◆ **Fragmento del documento**:
┌────────

Hubo un momento en la vida de Adriana Altamirano de Pedreira que todo era vacío.
Ese presente obnubiló su futuro, la plantó como quien se para en el borde de un precipicio y cierra los ojos y lo que hay, lo que siente, es la nada.
Tal vez al tocar fondo, esta mujer que hoy sonríe y revolea el diploma en las célebres escalinatas de la Facultad de Derecho, transformó su vida en un presente constante, se despojó del porvenir para conquistarlo.
A los 84, ayer se convirtió oficialmente en abogada egresada de la UBA . Recibió el diploma rodeada de aplausos y de chicos y chicas que podrían ser sus nietos pero fueron sus asombrados compañeros.
“Soy abogada porque quiero ayudar a los pobres”, se presenta.
Sin el soporte emocional con el que suelen contar quienes tienen hijos, a Adriana le costó, pero finalmente llenó con el estudio y el conocimiento el hueco de una pérdida demasiado movilizante.
“Resulta que se murió mi esposo, éramos muy compañeros”, introduce, con un acento correntino que resiste a la cotidianidad de décadas porteñas. Fue en 1992. Ella tenía 64 años. “Me sentía muy sola y fui al médico. Me dijo que fuera al hospital de niños a ayudar para sentirme bien. Yo veía a esos chicos sin plata, iba con 100 pesos de aquellos años y volvía sin nada y volvía peor. Me hacía peor”.
Entonces con su médico pensaron qué le hubiese gustado hacer de no haber conocido ni amado a su esposo Waldemar como para dedicarle la vida entera. “Me hubiese gustado estudiar, pero los hombres se van donde los atienden mejor, así que me quedé con él”, sonríe, y se acomoda el pelo negro a lo Mafalda.

└────────

◆ **Enunciado**: Transcribe de forma literal el pasaje del fragmento sobre la graduación de Adriana Altamirano que empieza en "Hubo un momento" y sigue hasta "pérdida demasiado movilizante.". Los datos provienen de una fuente distinta a la del fragmento.

(Entradas del conjunto de datos)

┌────────

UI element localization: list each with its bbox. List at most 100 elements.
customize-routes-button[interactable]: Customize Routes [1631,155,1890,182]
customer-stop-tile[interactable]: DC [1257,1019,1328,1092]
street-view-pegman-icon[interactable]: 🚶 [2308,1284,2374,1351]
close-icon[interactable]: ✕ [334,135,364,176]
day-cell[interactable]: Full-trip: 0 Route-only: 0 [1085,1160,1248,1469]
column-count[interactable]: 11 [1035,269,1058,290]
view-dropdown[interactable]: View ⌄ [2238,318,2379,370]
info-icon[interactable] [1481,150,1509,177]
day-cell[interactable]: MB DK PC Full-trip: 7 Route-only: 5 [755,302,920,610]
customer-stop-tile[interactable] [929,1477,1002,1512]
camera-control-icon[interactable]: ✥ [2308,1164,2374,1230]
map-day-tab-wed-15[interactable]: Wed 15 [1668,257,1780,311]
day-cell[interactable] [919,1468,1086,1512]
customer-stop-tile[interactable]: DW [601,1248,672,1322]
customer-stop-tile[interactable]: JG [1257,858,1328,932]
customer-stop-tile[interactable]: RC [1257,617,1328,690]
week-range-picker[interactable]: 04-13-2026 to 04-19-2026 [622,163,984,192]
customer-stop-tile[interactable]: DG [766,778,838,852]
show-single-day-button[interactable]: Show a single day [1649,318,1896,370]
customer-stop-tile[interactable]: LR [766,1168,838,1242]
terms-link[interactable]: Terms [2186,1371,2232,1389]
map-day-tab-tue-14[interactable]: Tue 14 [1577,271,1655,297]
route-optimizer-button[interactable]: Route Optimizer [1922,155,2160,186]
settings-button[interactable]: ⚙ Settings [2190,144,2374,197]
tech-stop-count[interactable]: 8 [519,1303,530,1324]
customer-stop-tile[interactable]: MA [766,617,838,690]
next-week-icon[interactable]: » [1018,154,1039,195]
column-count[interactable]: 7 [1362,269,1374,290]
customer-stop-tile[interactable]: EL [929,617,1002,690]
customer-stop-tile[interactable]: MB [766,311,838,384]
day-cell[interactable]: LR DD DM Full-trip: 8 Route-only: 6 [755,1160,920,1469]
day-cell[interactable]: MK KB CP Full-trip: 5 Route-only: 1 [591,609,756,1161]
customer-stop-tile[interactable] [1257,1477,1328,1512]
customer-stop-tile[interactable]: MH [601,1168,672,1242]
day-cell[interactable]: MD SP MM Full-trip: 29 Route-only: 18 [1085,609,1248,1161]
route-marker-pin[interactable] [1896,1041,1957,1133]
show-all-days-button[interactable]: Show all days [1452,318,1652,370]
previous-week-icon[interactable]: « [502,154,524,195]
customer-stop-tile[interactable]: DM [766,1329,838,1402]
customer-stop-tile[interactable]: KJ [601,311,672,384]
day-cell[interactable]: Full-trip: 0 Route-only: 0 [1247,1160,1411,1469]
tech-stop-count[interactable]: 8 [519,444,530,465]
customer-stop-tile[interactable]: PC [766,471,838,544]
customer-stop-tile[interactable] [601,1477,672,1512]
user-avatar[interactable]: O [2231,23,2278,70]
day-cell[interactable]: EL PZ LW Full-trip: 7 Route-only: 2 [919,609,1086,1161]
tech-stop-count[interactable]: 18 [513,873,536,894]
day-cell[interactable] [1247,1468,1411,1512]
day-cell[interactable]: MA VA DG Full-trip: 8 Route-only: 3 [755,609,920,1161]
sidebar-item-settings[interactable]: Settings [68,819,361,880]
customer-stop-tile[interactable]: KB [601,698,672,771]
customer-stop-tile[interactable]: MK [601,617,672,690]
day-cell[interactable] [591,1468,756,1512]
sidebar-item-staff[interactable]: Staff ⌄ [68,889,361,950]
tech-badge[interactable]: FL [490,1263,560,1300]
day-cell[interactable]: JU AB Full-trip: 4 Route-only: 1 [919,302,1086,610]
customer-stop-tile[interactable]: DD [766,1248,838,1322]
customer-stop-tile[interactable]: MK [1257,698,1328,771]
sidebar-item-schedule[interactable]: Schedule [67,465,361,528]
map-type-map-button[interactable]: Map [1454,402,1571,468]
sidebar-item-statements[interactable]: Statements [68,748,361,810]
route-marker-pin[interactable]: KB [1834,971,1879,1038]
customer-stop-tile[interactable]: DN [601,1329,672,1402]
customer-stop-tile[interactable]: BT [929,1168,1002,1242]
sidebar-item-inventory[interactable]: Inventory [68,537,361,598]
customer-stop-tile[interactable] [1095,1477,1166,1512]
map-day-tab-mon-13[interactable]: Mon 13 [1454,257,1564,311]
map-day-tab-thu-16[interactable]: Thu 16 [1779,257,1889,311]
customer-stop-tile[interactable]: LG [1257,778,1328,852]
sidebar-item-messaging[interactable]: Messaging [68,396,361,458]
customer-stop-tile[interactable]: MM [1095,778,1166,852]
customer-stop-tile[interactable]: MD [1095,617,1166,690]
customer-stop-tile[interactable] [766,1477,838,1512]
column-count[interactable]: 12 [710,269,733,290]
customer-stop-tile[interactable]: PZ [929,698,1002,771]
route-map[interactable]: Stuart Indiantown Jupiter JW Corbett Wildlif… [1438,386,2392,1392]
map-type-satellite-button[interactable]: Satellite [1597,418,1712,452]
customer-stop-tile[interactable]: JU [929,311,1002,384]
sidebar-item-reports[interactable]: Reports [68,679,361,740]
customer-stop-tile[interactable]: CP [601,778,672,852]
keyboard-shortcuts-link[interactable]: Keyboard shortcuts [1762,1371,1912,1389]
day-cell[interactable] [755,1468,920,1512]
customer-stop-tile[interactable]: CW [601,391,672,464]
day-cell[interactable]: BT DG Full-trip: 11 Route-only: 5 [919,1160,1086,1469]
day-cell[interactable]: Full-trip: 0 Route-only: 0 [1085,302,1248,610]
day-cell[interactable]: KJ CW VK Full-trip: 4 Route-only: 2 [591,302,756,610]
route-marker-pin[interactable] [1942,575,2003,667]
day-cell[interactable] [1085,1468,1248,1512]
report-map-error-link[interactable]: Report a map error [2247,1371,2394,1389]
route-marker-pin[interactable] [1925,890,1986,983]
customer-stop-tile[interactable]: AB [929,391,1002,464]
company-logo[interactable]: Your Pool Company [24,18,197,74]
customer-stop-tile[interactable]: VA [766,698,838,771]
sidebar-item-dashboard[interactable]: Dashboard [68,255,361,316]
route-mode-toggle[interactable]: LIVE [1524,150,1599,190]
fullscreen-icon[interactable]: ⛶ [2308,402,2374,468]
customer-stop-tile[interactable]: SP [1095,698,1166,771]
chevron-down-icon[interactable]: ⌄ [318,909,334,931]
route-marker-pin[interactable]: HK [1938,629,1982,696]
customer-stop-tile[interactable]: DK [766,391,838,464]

└────────

◆ **Ejercicio resuelto**:
Hubo un momento en la vida de Adriana Altamirano de Pedreira que todo era vacío.
Ese presente obnubiló su futuro, la plantó como quien se para en el borde de un precipicio y cierra los ojos y lo que hay, lo que siente, es la nada.
Tal vez al tocar fondo, esta mujer que hoy sonríe y revolea el diploma en las célebres escalinatas de la Facultad de Derecho, transformó su vida en un presente constante, se despojó del porvenir para conquistarlo.
A los 84, ayer se convirtió oficialmente en abogada egresada de la UBA . Recibió el diploma rodeada de aplausos y de chicos y chicas que podrían ser sus nietos pero fueron sus asombrados compañeros.
“Soy abogada porque quiero ayudar a los pobres”, se presenta.
Sin el soporte emocional con el que suelen contar quienes tienen hijos, a Adriana le costó, pero finalmente llenó con el estudio y el conocimiento el hueco de una pérdida demasiado movilizante.